INSTRUCTIONS TO FOLLOW |
Reproduce all lines of the listing below in which the word "Velocity" occurs.

/---

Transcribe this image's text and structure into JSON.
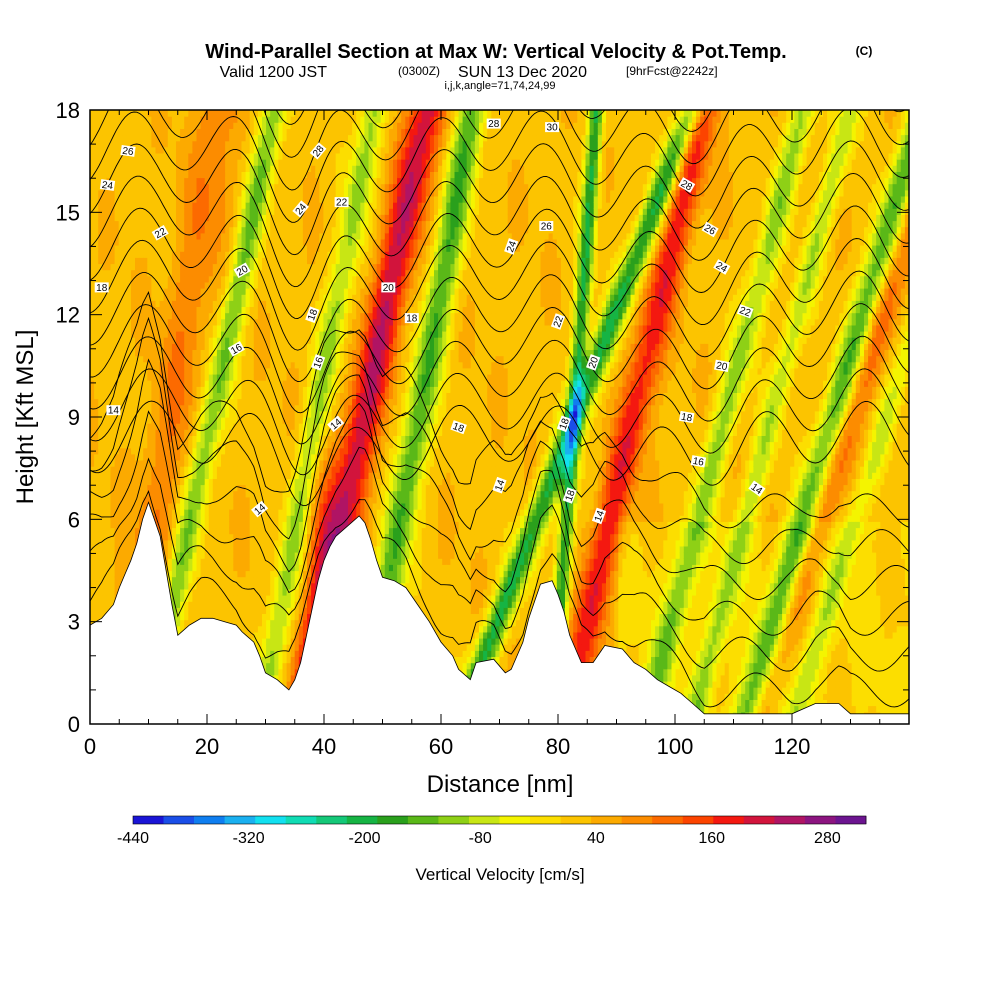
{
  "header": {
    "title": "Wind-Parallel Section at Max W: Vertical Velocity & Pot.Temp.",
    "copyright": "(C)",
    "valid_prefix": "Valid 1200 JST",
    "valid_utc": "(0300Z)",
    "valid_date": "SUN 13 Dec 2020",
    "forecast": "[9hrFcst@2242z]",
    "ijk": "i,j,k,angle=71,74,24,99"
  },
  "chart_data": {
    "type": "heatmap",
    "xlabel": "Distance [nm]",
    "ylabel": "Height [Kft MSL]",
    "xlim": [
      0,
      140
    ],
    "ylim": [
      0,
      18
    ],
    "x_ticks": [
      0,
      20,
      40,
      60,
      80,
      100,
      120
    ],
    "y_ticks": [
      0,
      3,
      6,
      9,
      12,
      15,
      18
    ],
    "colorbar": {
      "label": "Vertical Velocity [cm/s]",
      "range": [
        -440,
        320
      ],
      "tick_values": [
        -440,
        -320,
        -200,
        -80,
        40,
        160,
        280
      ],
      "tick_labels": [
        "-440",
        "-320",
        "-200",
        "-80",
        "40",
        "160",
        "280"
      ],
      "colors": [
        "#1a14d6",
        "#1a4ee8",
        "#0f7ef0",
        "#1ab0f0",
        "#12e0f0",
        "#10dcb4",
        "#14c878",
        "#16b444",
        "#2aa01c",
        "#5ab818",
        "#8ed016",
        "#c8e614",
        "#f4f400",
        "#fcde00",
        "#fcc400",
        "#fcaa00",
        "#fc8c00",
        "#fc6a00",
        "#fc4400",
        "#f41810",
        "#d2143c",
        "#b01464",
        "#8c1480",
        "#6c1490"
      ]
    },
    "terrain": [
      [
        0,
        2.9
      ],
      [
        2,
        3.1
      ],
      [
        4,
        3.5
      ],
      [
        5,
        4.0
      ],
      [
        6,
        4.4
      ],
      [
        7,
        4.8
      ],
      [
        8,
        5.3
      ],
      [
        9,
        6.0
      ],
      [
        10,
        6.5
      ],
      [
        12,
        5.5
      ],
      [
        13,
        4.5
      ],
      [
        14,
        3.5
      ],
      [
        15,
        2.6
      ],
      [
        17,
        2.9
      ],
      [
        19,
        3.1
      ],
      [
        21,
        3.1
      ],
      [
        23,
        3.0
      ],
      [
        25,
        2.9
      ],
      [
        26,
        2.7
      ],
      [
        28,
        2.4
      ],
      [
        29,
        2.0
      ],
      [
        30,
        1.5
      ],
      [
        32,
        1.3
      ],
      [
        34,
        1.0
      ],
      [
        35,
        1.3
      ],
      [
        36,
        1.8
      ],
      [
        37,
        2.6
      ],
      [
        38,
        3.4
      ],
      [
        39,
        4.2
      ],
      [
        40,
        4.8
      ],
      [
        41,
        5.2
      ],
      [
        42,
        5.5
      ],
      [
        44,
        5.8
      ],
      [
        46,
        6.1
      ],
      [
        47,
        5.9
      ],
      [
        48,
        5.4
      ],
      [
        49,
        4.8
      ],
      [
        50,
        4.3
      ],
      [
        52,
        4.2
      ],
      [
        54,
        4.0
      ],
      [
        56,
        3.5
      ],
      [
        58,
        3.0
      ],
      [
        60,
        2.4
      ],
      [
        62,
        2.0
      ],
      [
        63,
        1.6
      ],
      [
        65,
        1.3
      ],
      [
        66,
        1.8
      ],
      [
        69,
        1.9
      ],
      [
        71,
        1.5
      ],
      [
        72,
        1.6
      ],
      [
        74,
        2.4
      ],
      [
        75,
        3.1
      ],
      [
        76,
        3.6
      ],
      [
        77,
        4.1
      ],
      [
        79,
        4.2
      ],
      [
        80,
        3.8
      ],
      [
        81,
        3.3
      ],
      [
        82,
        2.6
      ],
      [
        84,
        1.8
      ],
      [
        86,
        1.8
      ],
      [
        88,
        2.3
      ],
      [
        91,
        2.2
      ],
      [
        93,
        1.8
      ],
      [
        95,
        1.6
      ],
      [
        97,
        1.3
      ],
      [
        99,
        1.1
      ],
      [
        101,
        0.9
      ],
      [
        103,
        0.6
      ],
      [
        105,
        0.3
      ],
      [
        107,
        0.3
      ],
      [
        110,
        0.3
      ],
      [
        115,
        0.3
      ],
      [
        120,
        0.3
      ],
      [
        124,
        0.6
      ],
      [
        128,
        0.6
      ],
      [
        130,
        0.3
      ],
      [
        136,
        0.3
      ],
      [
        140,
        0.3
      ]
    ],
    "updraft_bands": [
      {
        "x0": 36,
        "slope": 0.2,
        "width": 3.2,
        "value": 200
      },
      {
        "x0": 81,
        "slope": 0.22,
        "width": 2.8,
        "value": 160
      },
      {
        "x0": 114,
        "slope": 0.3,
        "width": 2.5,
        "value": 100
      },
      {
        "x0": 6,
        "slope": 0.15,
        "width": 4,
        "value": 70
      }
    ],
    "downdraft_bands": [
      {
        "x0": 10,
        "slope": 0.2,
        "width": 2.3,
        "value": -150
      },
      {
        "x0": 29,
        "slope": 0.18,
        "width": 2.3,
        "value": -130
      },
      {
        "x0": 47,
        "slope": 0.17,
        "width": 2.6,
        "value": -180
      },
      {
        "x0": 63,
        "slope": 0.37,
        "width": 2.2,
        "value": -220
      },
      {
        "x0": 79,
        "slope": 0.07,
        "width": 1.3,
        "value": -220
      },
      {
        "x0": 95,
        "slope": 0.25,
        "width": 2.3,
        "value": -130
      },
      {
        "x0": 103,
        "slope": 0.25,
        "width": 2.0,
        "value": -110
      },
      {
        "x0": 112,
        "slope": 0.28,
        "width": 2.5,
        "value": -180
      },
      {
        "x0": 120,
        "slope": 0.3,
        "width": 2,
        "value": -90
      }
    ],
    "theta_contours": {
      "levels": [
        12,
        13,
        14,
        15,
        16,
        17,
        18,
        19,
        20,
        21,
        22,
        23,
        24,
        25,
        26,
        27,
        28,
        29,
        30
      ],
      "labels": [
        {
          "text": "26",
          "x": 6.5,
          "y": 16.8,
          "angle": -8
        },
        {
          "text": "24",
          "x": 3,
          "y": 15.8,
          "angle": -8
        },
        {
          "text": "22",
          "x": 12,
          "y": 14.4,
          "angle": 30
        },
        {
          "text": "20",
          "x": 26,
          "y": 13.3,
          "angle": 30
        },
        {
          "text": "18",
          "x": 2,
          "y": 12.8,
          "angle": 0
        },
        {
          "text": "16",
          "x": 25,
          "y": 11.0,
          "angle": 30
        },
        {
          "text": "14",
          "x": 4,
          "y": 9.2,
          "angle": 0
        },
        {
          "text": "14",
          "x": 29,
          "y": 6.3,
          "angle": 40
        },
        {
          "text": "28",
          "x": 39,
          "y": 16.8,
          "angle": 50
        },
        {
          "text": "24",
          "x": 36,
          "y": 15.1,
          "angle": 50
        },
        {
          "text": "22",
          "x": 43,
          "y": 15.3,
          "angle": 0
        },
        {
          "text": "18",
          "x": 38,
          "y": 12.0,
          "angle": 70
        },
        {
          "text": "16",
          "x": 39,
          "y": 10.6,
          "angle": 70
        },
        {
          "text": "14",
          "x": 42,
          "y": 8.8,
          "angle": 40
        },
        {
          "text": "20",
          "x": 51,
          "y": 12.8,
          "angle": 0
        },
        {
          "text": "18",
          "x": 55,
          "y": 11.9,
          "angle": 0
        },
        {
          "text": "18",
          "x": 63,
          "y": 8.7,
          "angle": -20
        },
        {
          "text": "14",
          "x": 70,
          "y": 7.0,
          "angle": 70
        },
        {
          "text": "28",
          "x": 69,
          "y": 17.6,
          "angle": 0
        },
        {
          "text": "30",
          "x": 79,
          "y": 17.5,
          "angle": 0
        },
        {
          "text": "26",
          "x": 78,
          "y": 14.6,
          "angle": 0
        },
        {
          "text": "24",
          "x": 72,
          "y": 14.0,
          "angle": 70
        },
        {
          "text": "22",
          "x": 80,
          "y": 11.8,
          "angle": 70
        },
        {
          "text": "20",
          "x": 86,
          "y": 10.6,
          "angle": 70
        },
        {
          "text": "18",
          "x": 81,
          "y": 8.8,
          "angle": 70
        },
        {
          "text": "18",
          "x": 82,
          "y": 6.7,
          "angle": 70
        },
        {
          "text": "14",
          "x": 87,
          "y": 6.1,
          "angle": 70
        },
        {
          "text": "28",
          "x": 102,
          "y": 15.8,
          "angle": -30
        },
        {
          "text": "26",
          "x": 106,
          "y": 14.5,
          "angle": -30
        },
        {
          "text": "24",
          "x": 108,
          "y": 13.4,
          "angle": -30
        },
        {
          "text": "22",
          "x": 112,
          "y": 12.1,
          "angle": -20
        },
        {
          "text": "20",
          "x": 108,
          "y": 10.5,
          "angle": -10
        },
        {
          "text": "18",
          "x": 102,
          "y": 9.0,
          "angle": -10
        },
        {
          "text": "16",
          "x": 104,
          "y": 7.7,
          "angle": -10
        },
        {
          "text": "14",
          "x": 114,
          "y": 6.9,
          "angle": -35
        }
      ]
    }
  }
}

\---

RESPONSE TO THE TASK |
    "title": "Wind-Parallel Section at Max W: Vertical Velocity & Pot.Temp.",
      "label": "Vertical Velocity [cm/s]",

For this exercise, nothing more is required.